##### SELECTION #####
Fibres Out of Line is an interactive art installation and performance for the 2021 Rhythm Perception and Production Workshop (RPPW). Visitors watched the performance, and subsequently interacted with the installation, all remotely via Zoom. It consisted of 10 robotic musical robots controlled remotely via video. More details about the setup here: https://michaelkrzyzaniak.com/Fibers_Out_Of_Line/.
Digital Vocabulary
Performance of Digital Vo//bulary, by the Driven Arts Collective, as part of KhĂ´ra, a Dance in Digital and Physical Space, filmed at SAFEHouse Arts in San Francisco on Apr 28 2019.
Choreography: Varsha Iyengar
Music: Michael Krzyzaniak
Artistic Director: Anna Rebecca Harris
Additional Choreography: Lauren Bedal and Jen Gerry
Dancers: Sawako Gannon, Jen Gerry, Kai Abriol, Varsha Iyengar
Digital Vo//bulary is an iteration of an ongoing artistic collaboration between Varsha Iyengar and Michael Krzyzaniak. Born of the idea that interaction with digital interfaces limits physical expression, this piece 'loads' dancers into a digital-physical playground in which every moment of the wake-sleep cycle is monitored and influenced by digital devices, which the dancers - as subjects of observation and motion sensor input for the soundscape - periodically break free from, only to return to in perpetuity.
Hollow Roots Metallic Wind
Hollow Roots Metallic Wind is a dance performance by Michelle Migliaccio (Dancer / Choreographer) and Michael Krzyzaniak (Composer). It was performed at the Scottsdale Museum of Contemporary Arts and the X-perimental Art Night at NueBox in Phoenix Arizona. The music involved a musical robot sculpture of an organ pipe cactus, and computer-generated sounds.
##### DATA SHOWN #####
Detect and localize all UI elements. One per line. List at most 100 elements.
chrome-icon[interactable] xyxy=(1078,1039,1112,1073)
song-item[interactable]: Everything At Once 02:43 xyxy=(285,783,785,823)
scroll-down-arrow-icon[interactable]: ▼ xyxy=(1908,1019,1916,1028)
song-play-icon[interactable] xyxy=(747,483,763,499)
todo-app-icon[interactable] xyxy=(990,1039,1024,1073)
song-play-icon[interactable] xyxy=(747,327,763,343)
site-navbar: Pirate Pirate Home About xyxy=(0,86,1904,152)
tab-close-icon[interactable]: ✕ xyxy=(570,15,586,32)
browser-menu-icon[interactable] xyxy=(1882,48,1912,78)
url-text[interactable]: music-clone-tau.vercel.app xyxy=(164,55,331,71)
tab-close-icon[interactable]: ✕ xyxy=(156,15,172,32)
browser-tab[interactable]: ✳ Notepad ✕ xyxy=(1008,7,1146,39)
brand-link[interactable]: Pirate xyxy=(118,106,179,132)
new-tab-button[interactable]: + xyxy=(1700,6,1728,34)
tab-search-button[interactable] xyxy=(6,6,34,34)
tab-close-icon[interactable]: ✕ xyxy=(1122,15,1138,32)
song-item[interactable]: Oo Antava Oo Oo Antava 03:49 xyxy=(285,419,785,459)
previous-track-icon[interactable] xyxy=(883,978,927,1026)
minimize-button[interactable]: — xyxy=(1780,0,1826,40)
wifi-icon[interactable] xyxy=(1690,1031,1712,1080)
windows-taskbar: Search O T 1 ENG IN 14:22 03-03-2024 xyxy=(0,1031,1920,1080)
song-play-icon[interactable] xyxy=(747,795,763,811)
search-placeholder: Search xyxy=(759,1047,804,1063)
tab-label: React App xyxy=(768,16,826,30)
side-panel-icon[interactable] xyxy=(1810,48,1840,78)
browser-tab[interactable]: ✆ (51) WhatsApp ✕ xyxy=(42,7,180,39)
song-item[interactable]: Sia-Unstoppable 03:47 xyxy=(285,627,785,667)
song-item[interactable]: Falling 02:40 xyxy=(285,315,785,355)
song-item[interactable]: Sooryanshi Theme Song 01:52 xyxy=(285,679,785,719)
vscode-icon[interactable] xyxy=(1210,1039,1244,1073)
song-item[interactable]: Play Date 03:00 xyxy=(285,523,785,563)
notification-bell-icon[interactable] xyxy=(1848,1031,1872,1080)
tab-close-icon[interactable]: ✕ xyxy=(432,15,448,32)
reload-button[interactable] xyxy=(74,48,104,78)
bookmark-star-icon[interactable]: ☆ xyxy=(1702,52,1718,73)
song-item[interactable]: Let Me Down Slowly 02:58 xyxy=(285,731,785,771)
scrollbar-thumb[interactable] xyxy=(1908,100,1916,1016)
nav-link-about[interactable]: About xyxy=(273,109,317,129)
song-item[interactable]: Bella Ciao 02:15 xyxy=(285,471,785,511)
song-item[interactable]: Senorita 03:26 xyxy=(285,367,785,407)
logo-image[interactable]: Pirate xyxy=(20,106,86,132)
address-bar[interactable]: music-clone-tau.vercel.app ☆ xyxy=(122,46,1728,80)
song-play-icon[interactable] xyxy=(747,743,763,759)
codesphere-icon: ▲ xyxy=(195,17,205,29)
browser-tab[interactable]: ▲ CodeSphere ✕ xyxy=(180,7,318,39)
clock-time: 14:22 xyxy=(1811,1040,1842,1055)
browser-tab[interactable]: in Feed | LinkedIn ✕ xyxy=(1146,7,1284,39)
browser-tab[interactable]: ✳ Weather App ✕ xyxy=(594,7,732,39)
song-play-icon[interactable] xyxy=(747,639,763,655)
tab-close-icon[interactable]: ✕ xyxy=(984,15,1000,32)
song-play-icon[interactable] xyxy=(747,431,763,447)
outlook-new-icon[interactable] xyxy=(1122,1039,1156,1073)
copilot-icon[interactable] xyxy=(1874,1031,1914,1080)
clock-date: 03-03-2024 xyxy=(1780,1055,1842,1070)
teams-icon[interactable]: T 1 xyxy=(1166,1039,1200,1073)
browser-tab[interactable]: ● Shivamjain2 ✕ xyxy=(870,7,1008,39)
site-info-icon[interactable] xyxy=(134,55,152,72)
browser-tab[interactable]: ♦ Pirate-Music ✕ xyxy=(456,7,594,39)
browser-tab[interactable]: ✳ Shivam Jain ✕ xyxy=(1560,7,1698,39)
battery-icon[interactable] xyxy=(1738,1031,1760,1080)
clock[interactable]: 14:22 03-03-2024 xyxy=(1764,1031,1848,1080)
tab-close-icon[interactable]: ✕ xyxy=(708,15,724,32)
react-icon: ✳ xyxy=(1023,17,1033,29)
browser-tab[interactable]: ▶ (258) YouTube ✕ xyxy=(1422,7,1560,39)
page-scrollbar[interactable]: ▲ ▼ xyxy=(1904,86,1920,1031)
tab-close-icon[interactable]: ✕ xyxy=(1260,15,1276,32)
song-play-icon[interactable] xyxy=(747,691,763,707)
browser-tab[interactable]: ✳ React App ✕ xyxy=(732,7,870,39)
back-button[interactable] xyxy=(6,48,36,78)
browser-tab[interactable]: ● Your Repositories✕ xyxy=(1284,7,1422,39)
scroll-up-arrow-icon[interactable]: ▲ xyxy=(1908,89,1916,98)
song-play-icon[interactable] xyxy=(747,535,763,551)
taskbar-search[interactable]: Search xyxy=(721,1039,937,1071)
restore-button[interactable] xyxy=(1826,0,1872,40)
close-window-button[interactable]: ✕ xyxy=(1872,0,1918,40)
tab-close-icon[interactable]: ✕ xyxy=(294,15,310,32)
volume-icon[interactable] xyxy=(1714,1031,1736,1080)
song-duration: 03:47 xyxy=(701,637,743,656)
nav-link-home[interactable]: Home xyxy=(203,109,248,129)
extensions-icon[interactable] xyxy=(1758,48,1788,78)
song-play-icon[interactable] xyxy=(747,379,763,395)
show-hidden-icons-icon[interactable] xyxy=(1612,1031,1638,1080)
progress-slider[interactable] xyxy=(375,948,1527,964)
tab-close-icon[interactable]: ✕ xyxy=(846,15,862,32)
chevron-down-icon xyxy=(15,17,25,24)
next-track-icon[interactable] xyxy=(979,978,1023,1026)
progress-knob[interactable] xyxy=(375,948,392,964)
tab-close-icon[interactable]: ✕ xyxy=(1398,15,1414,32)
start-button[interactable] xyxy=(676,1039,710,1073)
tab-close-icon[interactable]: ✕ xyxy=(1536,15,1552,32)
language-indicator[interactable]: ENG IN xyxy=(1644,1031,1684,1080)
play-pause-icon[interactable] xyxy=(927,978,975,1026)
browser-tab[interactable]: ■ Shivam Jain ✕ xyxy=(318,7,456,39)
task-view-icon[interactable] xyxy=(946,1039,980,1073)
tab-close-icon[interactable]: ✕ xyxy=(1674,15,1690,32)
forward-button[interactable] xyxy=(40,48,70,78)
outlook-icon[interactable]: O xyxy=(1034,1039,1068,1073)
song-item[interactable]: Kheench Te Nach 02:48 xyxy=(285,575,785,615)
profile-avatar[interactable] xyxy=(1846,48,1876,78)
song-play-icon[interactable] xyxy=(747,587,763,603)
#####
▶ [DIRECTIVE]: In the performance descriptions, what idea gave rise to the piece performed by the Driven Arts Collective, and what does the piece do with dancers as a result? Answer in one to three sentences. None of the data is needed to complete the work.

▶ [COMPLETE OUTPUT]: The piece grew out of the idea that interacting with digital interfaces limits physical expression. It therefore "loads" dancers into a digital-physical playground where digital devices monitor and influence every moment of the wake-sleep cycle. The dancers periodically break free from these devices, only to return to them in perpetuity.